> [Instructions to follow]:
Output the data below in full, character for character.

> [Data extract]:
## START

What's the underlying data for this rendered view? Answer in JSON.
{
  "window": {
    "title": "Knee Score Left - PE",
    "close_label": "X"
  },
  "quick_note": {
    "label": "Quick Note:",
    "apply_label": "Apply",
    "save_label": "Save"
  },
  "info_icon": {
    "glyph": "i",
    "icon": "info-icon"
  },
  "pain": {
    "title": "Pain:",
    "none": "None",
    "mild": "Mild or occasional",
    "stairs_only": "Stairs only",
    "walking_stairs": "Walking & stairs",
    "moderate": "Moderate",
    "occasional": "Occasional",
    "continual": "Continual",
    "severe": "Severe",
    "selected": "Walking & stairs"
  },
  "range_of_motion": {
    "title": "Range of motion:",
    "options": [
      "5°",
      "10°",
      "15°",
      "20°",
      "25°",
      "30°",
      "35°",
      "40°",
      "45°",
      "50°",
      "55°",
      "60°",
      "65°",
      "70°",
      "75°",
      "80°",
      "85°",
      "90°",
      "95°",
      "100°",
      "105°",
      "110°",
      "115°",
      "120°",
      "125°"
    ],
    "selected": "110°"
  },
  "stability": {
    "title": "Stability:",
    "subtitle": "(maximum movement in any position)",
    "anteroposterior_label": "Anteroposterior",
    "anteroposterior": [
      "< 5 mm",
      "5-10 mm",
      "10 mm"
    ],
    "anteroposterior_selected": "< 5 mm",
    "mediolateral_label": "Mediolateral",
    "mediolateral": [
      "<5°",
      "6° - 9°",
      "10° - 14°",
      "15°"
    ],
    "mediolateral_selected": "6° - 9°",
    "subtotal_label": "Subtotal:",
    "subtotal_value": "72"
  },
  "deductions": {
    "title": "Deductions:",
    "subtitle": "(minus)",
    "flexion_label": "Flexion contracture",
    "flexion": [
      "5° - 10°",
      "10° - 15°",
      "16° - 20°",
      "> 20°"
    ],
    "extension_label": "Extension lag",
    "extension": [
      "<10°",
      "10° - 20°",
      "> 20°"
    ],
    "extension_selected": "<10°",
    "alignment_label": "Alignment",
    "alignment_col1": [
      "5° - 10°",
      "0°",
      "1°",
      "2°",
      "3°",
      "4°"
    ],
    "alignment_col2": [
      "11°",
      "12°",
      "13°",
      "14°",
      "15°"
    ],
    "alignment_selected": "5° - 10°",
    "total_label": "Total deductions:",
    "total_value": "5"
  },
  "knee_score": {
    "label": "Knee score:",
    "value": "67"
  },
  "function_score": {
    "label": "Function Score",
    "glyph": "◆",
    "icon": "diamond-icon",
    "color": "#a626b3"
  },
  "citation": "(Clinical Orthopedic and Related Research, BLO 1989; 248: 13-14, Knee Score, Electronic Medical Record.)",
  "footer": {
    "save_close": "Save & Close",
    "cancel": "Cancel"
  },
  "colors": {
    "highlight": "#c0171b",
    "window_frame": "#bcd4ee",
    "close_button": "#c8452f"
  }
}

## END

> [Complete answer]:
What's the underlying data for this rendered view? Answer in JSON.
{
  "window": {
    "title": "Knee Score Left - PE",
    "close_label": "X"
  },
  "quick_note": {
    "label": "Quick Note:",
    "apply_label": "Apply",
    "save_label": "Save"
  },
  "info_icon": {
    "glyph": "i",
    "icon": "info-icon"
  },
  "pain": {
    "title": "Pain:",
    "none": "None",
    "mild": "Mild or occasional",
    "stairs_only": "Stairs only",
    "walking_stairs": "Walking & stairs",
    "moderate": "Moderate",
    "occasional": "Occasional",
    "continual": "Continual",
    "severe": "Severe",
    "selected": "Walking & stairs"
  },
  "range_of_motion": {
    "title": "Range of motion:",
    "options": [
      "5°",
      "10°",
      "15°",
      "20°",
      "25°",
      "30°",
      "35°",
      "40°",
      "45°",
      "50°",
      "55°",
      "60°",
      "65°",
      "70°",
      "75°",
      "80°",
      "85°",
      "90°",
      "95°",
      "100°",
      "105°",
      "110°",
      "115°",
      "120°",
      "125°"
    ],
    "selected": "110°"
  },
  "stability": {
    "title": "Stability:",
    "subtitle": "(maximum movement in any position)",
    "anteroposterior_label": "Anteroposterior",
    "anteroposterior": [
      "< 5 mm",
      "5-10 mm",
      "10 mm"
    ],
    "anteroposterior_selected": "< 5 mm",
    "mediolateral_label": "Mediolateral",
    "mediolateral": [
      "<5°",
      "6° - 9°",
      "10° - 14°",
      "15°"
    ],
    "mediolateral_selected": "6° - 9°",
    "subtotal_label": "Subtotal:",
    "subtotal_value": "72"
  },
  "deductions": {
    "title": "Deductions:",
    "subtitle": "(minus)",
    "flexion_label": "Flexion contracture",
    "flexion": [
      "5° - 10°",
      "10° - 15°",
      "16° - 20°",
      "> 20°"
    ],
    "extension_label": "Extension lag",
    "extension": [
      "<10°",
      "10° - 20°",
      "> 20°"
    ],
    "extension_selected": "<10°",
    "alignment_label": "Alignment",
    "alignment_col1": [
      "5° - 10°",
      "0°",
      "1°",
      "2°",
      "3°",
      "4°"
    ],
    "alignment_col2": [
      "11°",
      "12°",
      "13°",
      "14°",
      "15°"
    ],
    "alignment_selected": "5° - 10°",
    "total_label": "Total deductions:",
    "total_value": "5"
  },
  "knee_score": {
    "label": "Knee score:",
    "value": "67"
  },
  "function_score": {
    "label": "Function Score",
    "glyph": "◆",
    "icon": "diamond-icon",
    "color": "#a626b3"
  },
  "citation": "(Clinical Orthopedic and Related Research, BLO 1989; 248: 13-14, Knee Score, Electronic Medical Record.)",
  "footer": {
    "save_close": "Save & Close",
    "cancel": "Cancel"
  },
  "colors": {
    "highlight": "#c0171b",
    "window_frame": "#bcd4ee",
    "close_button": "#c8452f"
  }
}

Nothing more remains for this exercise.